Linguiça? No, that really shouldn't be there. I love linguiça, but it's really something that should be grilled so that the grease can run out of it and go away instead of running all over a pizza. Think next morning here. Congealed white fat mixed with tomato sauce. Breakfast, cold? I think not.

Two garlic-based pies, a strange thing if you stop to consider that garlic is normally a flavor enhancer and not the star ingredient. Unless you drizzle some olive oil over a bulb, add salt and pepper and bake it slowly until the garlic is meltingly soft and mellow. Not likely to happen in a 600° pizza oven in ten minutes or less.

Wisely, no eggplant on their vegetarian pizza. Eggplant pizza is usually a disaster. Eggplant doesn't cook in ten minutes, even in a Vesuvius-hot oven. It needs time, preferably spent in hot oil. If you do that first step, it works fine on a pizza.

One pizza lists salt as a topping. Salt? Why not list all the other stuff, too? Like oregano, pepper, chili flakes... you could probably top out with fifteen more ingredients that way. Like there's no salt in the meat pizza, loaded with cured meats, each packing a hefty dose of NaCl?

Since when is salt a pizza topping? Bet you'll never see this on a menu: Five salt pizza, featuring French gray sea salt, Himalayan pink salt, Hawaiian black and red salt and my personal favorite, Spanish smoked sea salt. Also features tomato sauce, onions, potatoes, egg and anything else I can think of to mellow out that dose of salt. They could call it the Medusa because if you eat enough of it parts of you could very well turn to stone.

They have four almost identical photos describing their salads. All look like they came in a bag, à la Trader Joe's. In fact, the toppings on the pizzas all look like they came in bags.Uniform cut, sprinkled uniformly over the tops of the pies. Artists, they're not.

They say their pizzas are hand tossed. They also say they're gourmet, but until someone puts gormeh sabzee on a pizza I'll just consider that a hollow marketing term. (yes, that was an Iranian food joke. Feel free to laugh or not, as you please). The real question is why bother to hand toss a pizza if the ingredients really fell pre-cut from a frosty bag delivered in bulk from some wholesaler? Maybe they take a pre-formed, frozen crust and toss it like a Frisbee. Would that qualify as "tossed"?

Could they actually make their own dough, in house, shape it and adorn it with wholesome locally grown produce, artisan meats and natural cheeses? It certainly does not look this way in their ad. Sticking the thing on everyone's garage door definitely does not make me think they're a class outfit that cares about quality. More like a pizza mill that buys in 95% of everything they sell pre-made, so some uncaring pimply-faced minimum wage slave can put it together without ever pondering what would happen if they made a real effort to create wondrous pies to the delight of all.

So, here's the Big Question: does buying in 90% of what goes out the door, presumably at the lowest possible cost, truly maximize your profit margin, more than if you created everything fresh, from scratch, with love, striving to bring forth unique pizza variations that could draw the faithful from miles around (or let's face it, fail due to it's nonconformity but live on forever in your die-hard fans' memory)? Does serving something that everyone familiar with the cuisine in question has seen dozens of times ensure your profitability? Or does it cause your establishment to fade into the background of "me-too's" and disappear? I guess I'll find out if no more ads appear stuck to my garage door.

Dataset records:
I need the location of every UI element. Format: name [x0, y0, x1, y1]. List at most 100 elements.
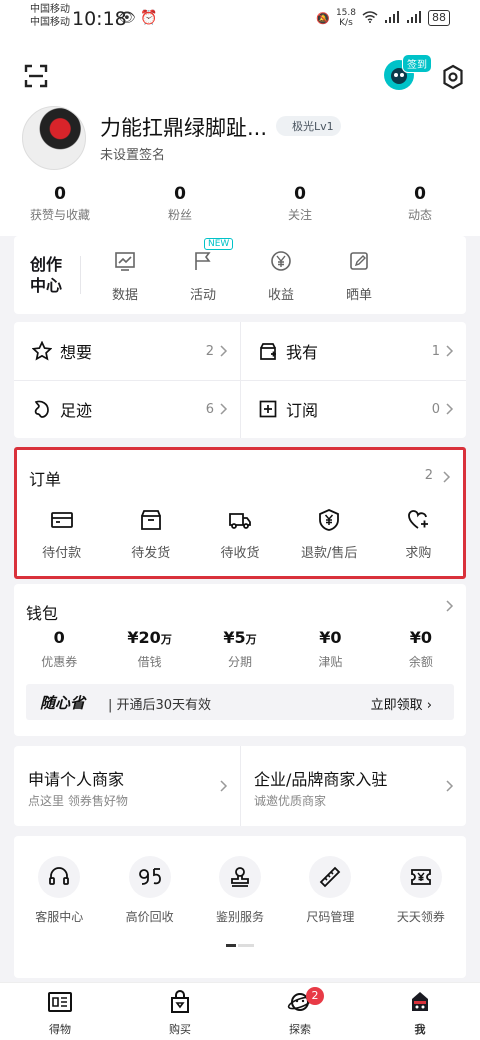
orders-count[interactable]: 2	[425, 468, 433, 483]
wallet-installment[interactable]: ¥5万 分期	[195, 628, 285, 670]
flag-icon	[195, 252, 211, 270]
chevron-right-icon	[446, 345, 454, 357]
chevron-right-icon	[446, 403, 454, 415]
chevron-right-icon: ›	[426, 698, 432, 713]
order-wanted[interactable]: 求购	[374, 508, 463, 561]
service-authentication[interactable]: 鉴别服务	[195, 856, 285, 925]
orders-section: 订单 2 待付款 待发货 待收货 退款/售后 求购	[14, 447, 466, 579]
order-refund[interactable]: 退款/售后	[285, 508, 374, 561]
stat-posts[interactable]: 0 动态	[360, 184, 480, 223]
checkin-badge[interactable]: 签到	[402, 54, 432, 73]
tab-home[interactable]: 得物	[0, 983, 120, 1040]
promo-text: | 开通后30天有效	[108, 698, 212, 713]
level-label: 极光Lv1	[292, 120, 334, 133]
tab-explore[interactable]: 2 探索	[240, 983, 360, 1040]
service-customer-center[interactable]: 客服中心	[14, 856, 104, 925]
stat-fans[interactable]: 0 粉丝	[120, 184, 240, 223]
creator-title[interactable]: 创作中心	[30, 254, 66, 296]
personal-merchant-entry[interactable]: 申请个人商家 点这里 领券售好物	[14, 746, 240, 826]
chevron-right-icon	[446, 780, 454, 792]
wallet-coupons[interactable]: 0 优惠券	[14, 628, 104, 670]
me-avatar-icon	[412, 992, 428, 1011]
carrier-label: 中国移动	[30, 17, 70, 28]
divider	[14, 380, 466, 381]
status-icons: 👁 ⏰	[118, 10, 158, 26]
new-badge: NEW	[204, 238, 234, 250]
have-row[interactable]: 我有 1	[240, 322, 466, 380]
card-icon	[50, 512, 73, 528]
footprint-row[interactable]: 足迹 6	[14, 380, 240, 438]
battery-indicator: 88	[428, 10, 450, 26]
promo-cta[interactable]: 立即领取 ›	[371, 694, 432, 713]
tab-me[interactable]: 我	[360, 983, 480, 1040]
footprint-icon	[34, 400, 49, 418]
creator-item-data[interactable]: 数据	[86, 250, 164, 303]
alarm-icon: ⏰	[140, 10, 158, 26]
wallet-section: 钱包 0 优惠券 ¥20万 借钱 ¥5万 分期 ¥0 津贴 ¥0 余额 随心省 | 开通后…	[14, 584, 466, 736]
shield-yuan-icon	[319, 509, 340, 531]
subscribe-row[interactable]: 订阅 0	[240, 380, 466, 438]
wallet-balance[interactable]: ¥0 余额	[376, 628, 466, 670]
collection-grid: 想要 2 我有 1 足迹 6 订阅 0	[14, 322, 466, 438]
avatar[interactable]	[22, 106, 86, 170]
notification-badge: 2	[306, 987, 324, 1005]
wifi-icon	[362, 10, 378, 26]
wallet-allowance[interactable]: ¥0 津贴	[285, 628, 375, 670]
creator-item-activity[interactable]: NEW 活动	[164, 238, 242, 303]
chevron-right-icon	[220, 345, 228, 357]
truck-icon	[229, 513, 251, 529]
stamp-icon	[231, 867, 249, 887]
creator-item-share[interactable]: 晒单	[320, 250, 398, 303]
profile-stats: 0 获赞与收藏 0 粉丝 0 关注 0 动态	[0, 184, 480, 223]
service-recycle[interactable]: 高价回收	[104, 856, 194, 925]
want-row[interactable]: 想要 2	[14, 322, 240, 380]
edit-icon	[350, 252, 368, 270]
chevron-right-icon[interactable]	[446, 600, 454, 612]
service-daily-coupons[interactable]: 天天领券	[376, 856, 466, 925]
package-icon	[140, 510, 161, 530]
yuan-icon	[271, 251, 291, 271]
chart-icon	[115, 252, 135, 271]
services-section: 客服中心 高价回收 鉴别服务 尺码管理 天天领券	[14, 836, 466, 978]
order-pending-payment[interactable]: 待付款	[17, 508, 106, 561]
orders-title[interactable]: 订单	[29, 466, 61, 490]
profile-header: 签到 力能扛鼎绿脚趾... 极光Lv1 未设置签名 0 获赞与收藏 0 粉丝 0 关注…	[0, 40, 480, 236]
order-pending-shipment[interactable]: 待发货	[106, 508, 195, 561]
brand-merchant-entry[interactable]: 企业/品牌商家入驻 诚邀优质商家	[240, 746, 466, 826]
chevron-right-icon	[220, 403, 228, 415]
chevron-right-icon[interactable]	[443, 471, 451, 483]
promo-banner[interactable]: 随心省 | 开通后30天有效 立即领取 ›	[26, 684, 454, 720]
service-size-management[interactable]: 尺码管理	[285, 856, 375, 925]
square-plus-icon	[259, 400, 277, 418]
stat-likes[interactable]: 0 获赞与收藏	[0, 184, 120, 223]
scan-icon[interactable]	[24, 64, 48, 88]
creator-item-earnings[interactable]: 收益	[242, 250, 320, 303]
promo-brand-logo: 随心省	[40, 694, 86, 712]
mute-icon: 🔕	[316, 11, 330, 25]
network-speed: 15.8 K/s	[335, 8, 356, 28]
tab-buy[interactable]: 购买	[120, 983, 240, 1040]
stat-following[interactable]: 0 关注	[240, 184, 360, 223]
wallet-loan[interactable]: ¥20万 借钱	[104, 628, 194, 670]
order-pending-receipt[interactable]: 待收货	[195, 508, 284, 561]
page-indicator	[226, 944, 254, 947]
level-badge[interactable]: 极光Lv1	[276, 116, 341, 136]
status-right: 🔕 15.8 K/s 88	[316, 8, 450, 28]
heart-plus-icon	[408, 510, 429, 529]
star-icon	[32, 341, 52, 361]
creator-center: 创作中心 数据 NEW 活动 收益 晒单	[14, 236, 466, 314]
box-plus-icon	[260, 343, 276, 360]
merchant-section: 申请个人商家 点这里 领券售好物 企业/品牌商家入驻 诚邀优质商家	[14, 746, 466, 826]
headset-icon	[49, 867, 70, 885]
gear-icon[interactable]	[440, 64, 466, 90]
recycle-95-icon	[138, 868, 161, 885]
username[interactable]: 力能扛鼎绿脚趾...	[100, 112, 267, 142]
bag-icon	[171, 990, 189, 1013]
ruler-icon	[320, 866, 341, 888]
wallet-title[interactable]: 钱包	[26, 600, 58, 624]
tab-bar: 得物 购买 2 探索 我	[0, 982, 480, 1040]
ticket-icon	[410, 869, 431, 885]
dewu-icon	[48, 992, 72, 1012]
signature[interactable]: 未设置签名	[100, 144, 165, 163]
signal-icon	[384, 10, 400, 26]
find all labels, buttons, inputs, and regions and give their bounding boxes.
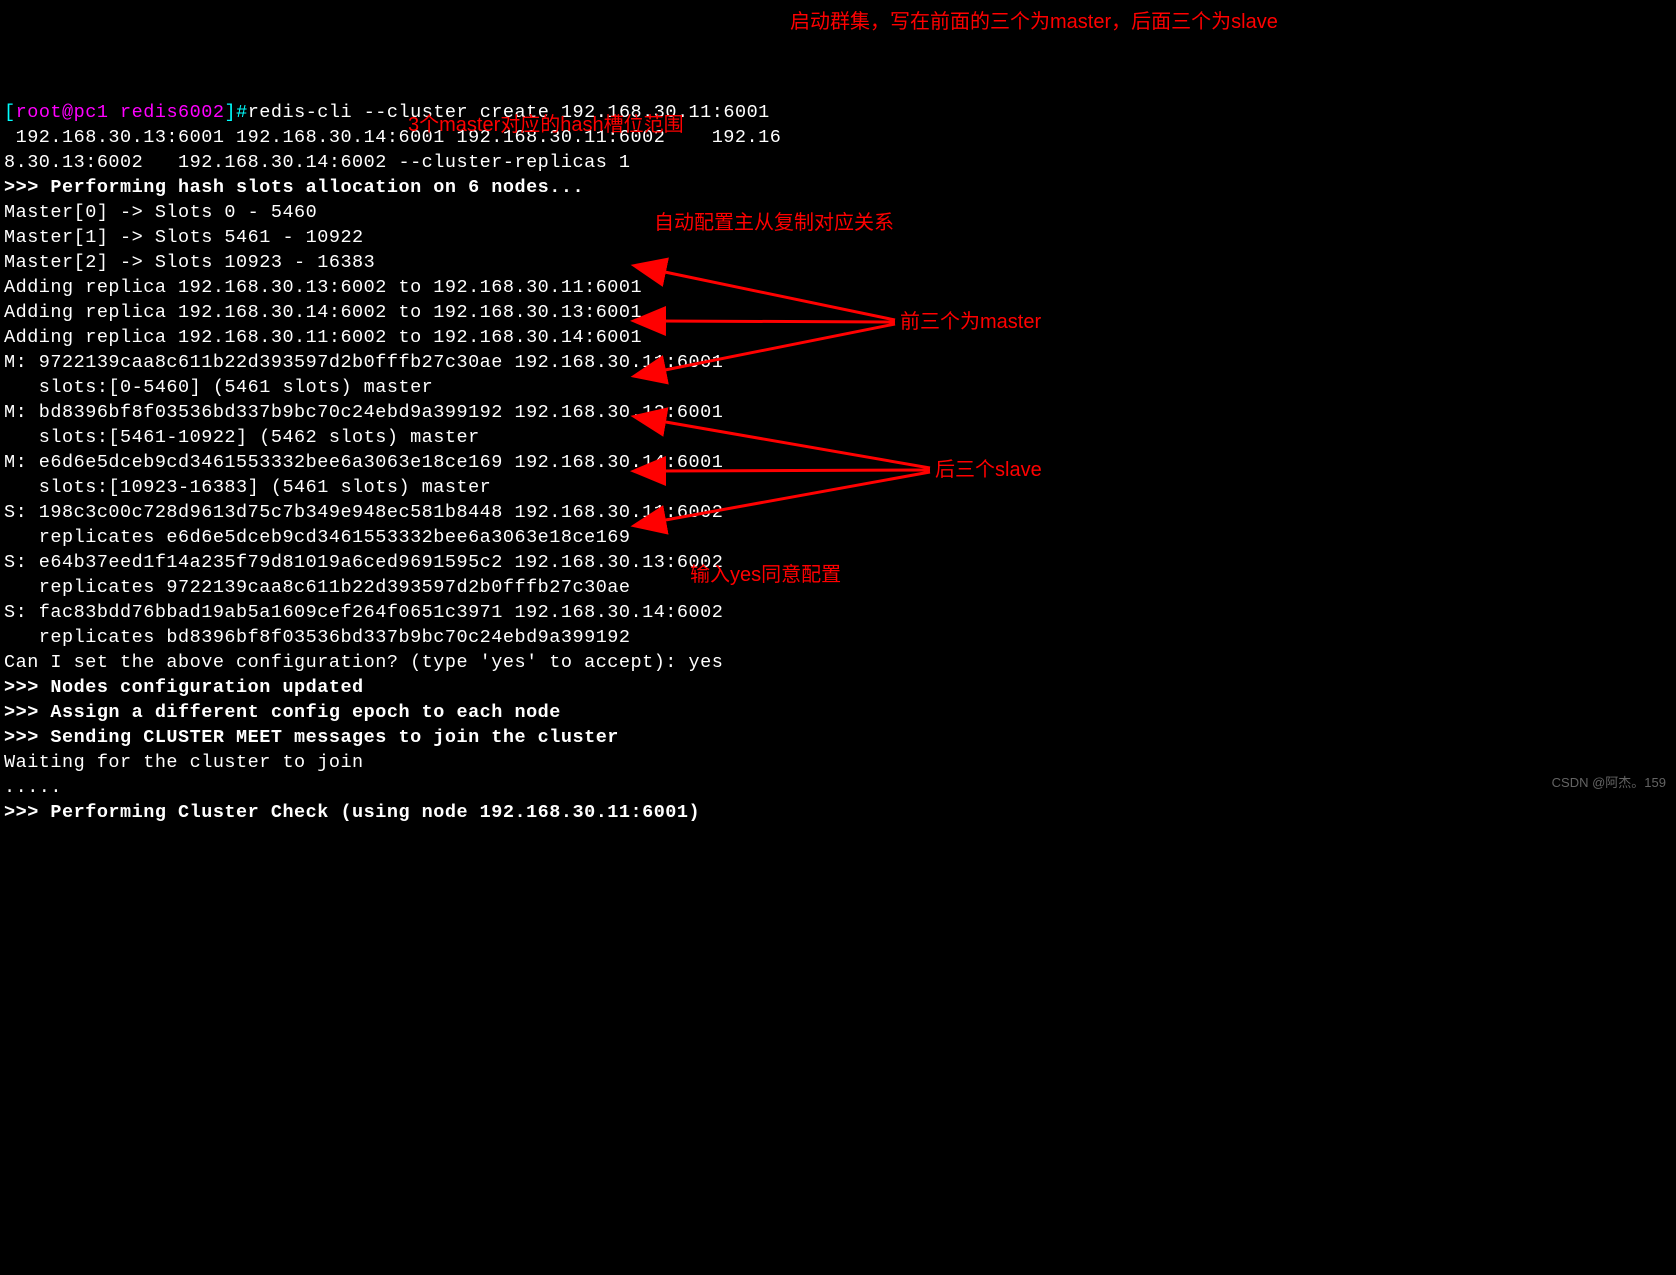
line-18: S: fac83bdd76bbad19ab5a1609cef264f0651c3… (4, 602, 723, 623)
annotation-master-three: 前三个为master (900, 310, 1041, 335)
line-6: Adding replica 192.168.30.14:6002 to 192… (4, 302, 642, 323)
line-7: Adding replica 192.168.30.11:6002 to 192… (4, 327, 642, 348)
annotation-replica-config: 自动配置主从复制对应关系 (654, 211, 894, 236)
line-15: replicates e6d6e5dceb9cd3461553332bee6a3… (4, 527, 631, 548)
line-22: >>> Assign a different config epoch to e… (4, 702, 561, 723)
line-8: M: 9722139caa8c611b22d393597d2b0fffb27c3… (4, 352, 723, 373)
line-24: Waiting for the cluster to join (4, 752, 364, 773)
annotation-cluster-create: 启动群集，写在前面的三个为master，后面三个为slave (790, 10, 1278, 35)
prompt-space (108, 102, 120, 123)
line-1: >>> Performing hash slots allocation on … (4, 177, 584, 198)
line-16: S: e64b37eed1f14a235f79d81019a6ced969159… (4, 552, 723, 573)
annotation-yes-input: 输入yes同意配置 (690, 563, 841, 588)
line-3: Master[1] -> Slots 5461 - 10922 (4, 227, 364, 248)
prompt-user: root@pc1 (16, 102, 109, 123)
annotation-slave-three: 后三个slave (935, 458, 1042, 483)
terminal-output: [root@pc1 redis6002]#redis-cli --cluster… (0, 100, 1676, 825)
prompt-path: redis6002 (120, 102, 224, 123)
line-13: slots:[10923-16383] (5461 slots) master (4, 477, 491, 498)
watermark-text: CSDN @阿杰。159 (1552, 770, 1666, 795)
line-25: ..... (4, 777, 62, 798)
line-20: Can I set the above configuration? (type… (4, 652, 723, 673)
line-2: Master[0] -> Slots 0 - 5460 (4, 202, 317, 223)
line-23: >>> Sending CLUSTER MEET messages to joi… (4, 727, 619, 748)
line-26: >>> Performing Cluster Check (using node… (4, 802, 700, 823)
line-9: slots:[0-5460] (5461 slots) master (4, 377, 433, 398)
line-4: Master[2] -> Slots 10923 - 16383 (4, 252, 375, 273)
line-12: M: e6d6e5dceb9cd3461553332bee6a3063e18ce… (4, 452, 723, 473)
line-5: Adding replica 192.168.30.13:6002 to 192… (4, 277, 642, 298)
line-21: >>> Nodes configuration updated (4, 677, 364, 698)
prompt-bracket-close: ]# (224, 102, 247, 123)
annotation-hash-slots: 3个master对应的hash槽位范围 (408, 113, 684, 138)
line-19: replicates bd8396bf8f03536bd337b9bc70c24… (4, 627, 631, 648)
line-14: S: 198c3c00c728d9613d75c7b349e948ec581b8… (4, 502, 723, 523)
line-11: slots:[5461-10922] (5462 slots) master (4, 427, 480, 448)
line-10: M: bd8396bf8f03536bd337b9bc70c24ebd9a399… (4, 402, 723, 423)
prompt-bracket-open: [ (4, 102, 16, 123)
line-17: replicates 9722139caa8c611b22d393597d2b0… (4, 577, 631, 598)
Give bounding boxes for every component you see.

Written task A:
In the pizza menu critique, which salt does the writer name as a personal favorite?
Written task B:
In the records, reproduce the lines from the line with "line-18: S: fac83bdd76bbad19ab5a1609cef264f0651c3…" up to and including the line with "line-15: replicates e6d6e5dceb9cd3461553332bee6a3…".

Exercise answer A:
Spanish smoked sea salt.

Exercise answer B:
line-18: S: fac83bdd76bbad19ab5a1609cef264f0651c3… (4, 602, 723, 623)
annotation-master-three: 前三个为master (900, 310, 1041, 335)
line-6: Adding replica 192.168.30.14:6002 to 192… (4, 302, 642, 323)
line-7: Adding replica 192.168.30.11:6002 to 192… (4, 327, 642, 348)
annotation-replica-config: 自动配置主从复制对应关系 (654, 211, 894, 236)
line-15: replicates e6d6e5dceb9cd3461553332bee6a3… (4, 527, 631, 548)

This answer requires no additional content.